> _Selected extract_
'''

Hi there,
I googled the question, but could not find an answer that can solve my question, so I post it here.
Thank you so much in advance!!
I recently received a dataset that has already been sequenced. The idea was: for each batch of cell, transfected with one control vector and a bunch of gene overexpression vector. So, in batch one, I have one control vector and six overexpression vector, each with three replicates. In batch two, I have the same control vector but different six overexpression vector. The purpose is to see what genes are DE comparing overexpression with control samples. I know it's not a good design, but unfortunately, it has already been made. BTW, the batch effect is very obvious on PCA. I currently use edgeR
for analysis. The previous analysis was done in DESeq2
by a colleague.
Question 1 is: if I use the model design <- model.matrix(~batch+plasmid)
. Since there is only control vector was repeated, does this model make sense? Or in another word, do I combine all batch together and use ~batch+plasmid
OR separate each batch to call DE genes using ~plasmid
? I'm not sure statistically which one is slightly better.
Question 2 is: if I repeat the experiment with vectors random picked six vectors, two batches. Will it help? If so, does the help come from simply more replicates?

'''

> _Work order_
Write the next few sentences of the forum post about modeling a batch effect in an overexpression experiment, picking up right after its final question.

(Collection entries)
'''

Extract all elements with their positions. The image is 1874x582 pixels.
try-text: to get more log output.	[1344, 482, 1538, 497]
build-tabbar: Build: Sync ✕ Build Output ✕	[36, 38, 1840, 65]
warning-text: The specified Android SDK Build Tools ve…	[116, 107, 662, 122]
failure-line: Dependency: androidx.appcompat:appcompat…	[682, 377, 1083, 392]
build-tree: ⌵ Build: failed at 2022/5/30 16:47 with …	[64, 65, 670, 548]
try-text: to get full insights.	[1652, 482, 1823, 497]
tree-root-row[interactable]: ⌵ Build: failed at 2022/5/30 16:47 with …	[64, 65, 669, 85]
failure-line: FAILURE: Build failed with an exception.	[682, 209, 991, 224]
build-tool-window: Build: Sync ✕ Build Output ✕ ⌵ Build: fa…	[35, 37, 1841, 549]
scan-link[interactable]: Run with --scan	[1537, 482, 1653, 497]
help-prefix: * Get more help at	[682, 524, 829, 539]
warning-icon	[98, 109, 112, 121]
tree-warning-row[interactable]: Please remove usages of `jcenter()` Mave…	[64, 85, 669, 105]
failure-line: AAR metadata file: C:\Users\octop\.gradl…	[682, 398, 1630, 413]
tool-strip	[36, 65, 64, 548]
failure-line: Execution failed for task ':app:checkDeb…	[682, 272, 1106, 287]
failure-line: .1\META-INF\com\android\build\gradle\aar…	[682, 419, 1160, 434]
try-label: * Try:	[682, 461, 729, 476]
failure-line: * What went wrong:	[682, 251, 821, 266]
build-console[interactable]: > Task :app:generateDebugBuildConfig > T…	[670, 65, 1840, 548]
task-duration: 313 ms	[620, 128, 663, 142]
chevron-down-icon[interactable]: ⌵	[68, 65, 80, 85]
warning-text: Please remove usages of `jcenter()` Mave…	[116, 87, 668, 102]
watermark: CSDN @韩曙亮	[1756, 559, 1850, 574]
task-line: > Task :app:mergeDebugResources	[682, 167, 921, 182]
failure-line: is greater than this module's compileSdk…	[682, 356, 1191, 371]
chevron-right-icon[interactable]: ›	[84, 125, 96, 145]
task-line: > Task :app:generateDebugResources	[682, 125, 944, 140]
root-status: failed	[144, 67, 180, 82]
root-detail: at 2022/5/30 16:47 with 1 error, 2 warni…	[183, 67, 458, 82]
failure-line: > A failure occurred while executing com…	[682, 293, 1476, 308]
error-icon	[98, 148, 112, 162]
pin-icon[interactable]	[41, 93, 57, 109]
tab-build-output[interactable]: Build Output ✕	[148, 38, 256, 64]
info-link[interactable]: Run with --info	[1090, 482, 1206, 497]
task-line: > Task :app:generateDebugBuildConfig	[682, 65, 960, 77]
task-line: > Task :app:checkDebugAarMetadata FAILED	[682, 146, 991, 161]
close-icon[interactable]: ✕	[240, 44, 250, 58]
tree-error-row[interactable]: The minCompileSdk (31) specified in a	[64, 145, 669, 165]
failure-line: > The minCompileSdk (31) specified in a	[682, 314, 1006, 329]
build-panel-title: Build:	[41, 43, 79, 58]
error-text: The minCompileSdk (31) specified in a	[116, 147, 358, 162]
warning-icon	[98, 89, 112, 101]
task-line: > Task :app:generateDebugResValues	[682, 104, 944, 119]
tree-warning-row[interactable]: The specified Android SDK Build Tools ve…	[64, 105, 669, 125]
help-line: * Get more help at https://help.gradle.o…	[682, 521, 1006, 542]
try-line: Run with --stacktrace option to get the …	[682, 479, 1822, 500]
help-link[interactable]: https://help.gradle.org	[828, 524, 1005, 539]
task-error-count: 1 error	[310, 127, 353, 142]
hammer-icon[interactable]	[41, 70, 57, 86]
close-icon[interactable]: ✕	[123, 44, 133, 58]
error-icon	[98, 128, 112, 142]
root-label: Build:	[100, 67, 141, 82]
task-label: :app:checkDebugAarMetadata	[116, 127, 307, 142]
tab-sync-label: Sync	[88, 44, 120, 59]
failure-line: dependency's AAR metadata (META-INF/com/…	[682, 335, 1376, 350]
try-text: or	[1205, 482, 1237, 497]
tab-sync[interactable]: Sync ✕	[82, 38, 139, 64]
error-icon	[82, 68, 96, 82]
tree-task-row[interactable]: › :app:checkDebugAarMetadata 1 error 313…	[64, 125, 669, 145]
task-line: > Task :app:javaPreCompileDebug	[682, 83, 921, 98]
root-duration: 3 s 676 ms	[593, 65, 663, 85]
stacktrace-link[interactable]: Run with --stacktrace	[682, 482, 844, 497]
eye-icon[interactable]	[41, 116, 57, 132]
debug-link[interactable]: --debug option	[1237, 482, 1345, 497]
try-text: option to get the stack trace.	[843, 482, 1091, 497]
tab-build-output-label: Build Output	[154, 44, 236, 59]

'''

> _Written response_
Question 3 is: if I re-do the experiment, do you recommend put each replicate in separate batch, trying to fit a Balanced Incomplete Block (BIB) design or something like that? I can't do one replicate for all TFs in one batch (limited material).
A simple case would be like this:
plasmid <-factor(c(rep("control",3),rep("tf1",3),rep("control",3),rep("tf2",3)))
batch <- factor(c(rep("1",6),rep("2",6)))
design <- model.matrix(~batch+plasmid)
design
(Intercept) batch2 plasmidtf1 plasmidtf2
1 1 0 0 0
2 1 0 0 0
3 1 0 0 0
4 1 0 1 0
5 1 0 1 0
6 1 0 1 0
7 1 1 0 0
8 1 1 0 0
9 1 1 0 0
10 1 1 0 1
11 1 1 0 1
12 1 1 0 1
attr(,"assign")
[1] 0 1 2 2
attr(,"contrasts")
attr(,"contrasts")$`batch`
[1] "contr.treatment"
attr(,"contrasts")$plasmid
[1] "contr.treatment"
I updated the tag. Thank you Aaron!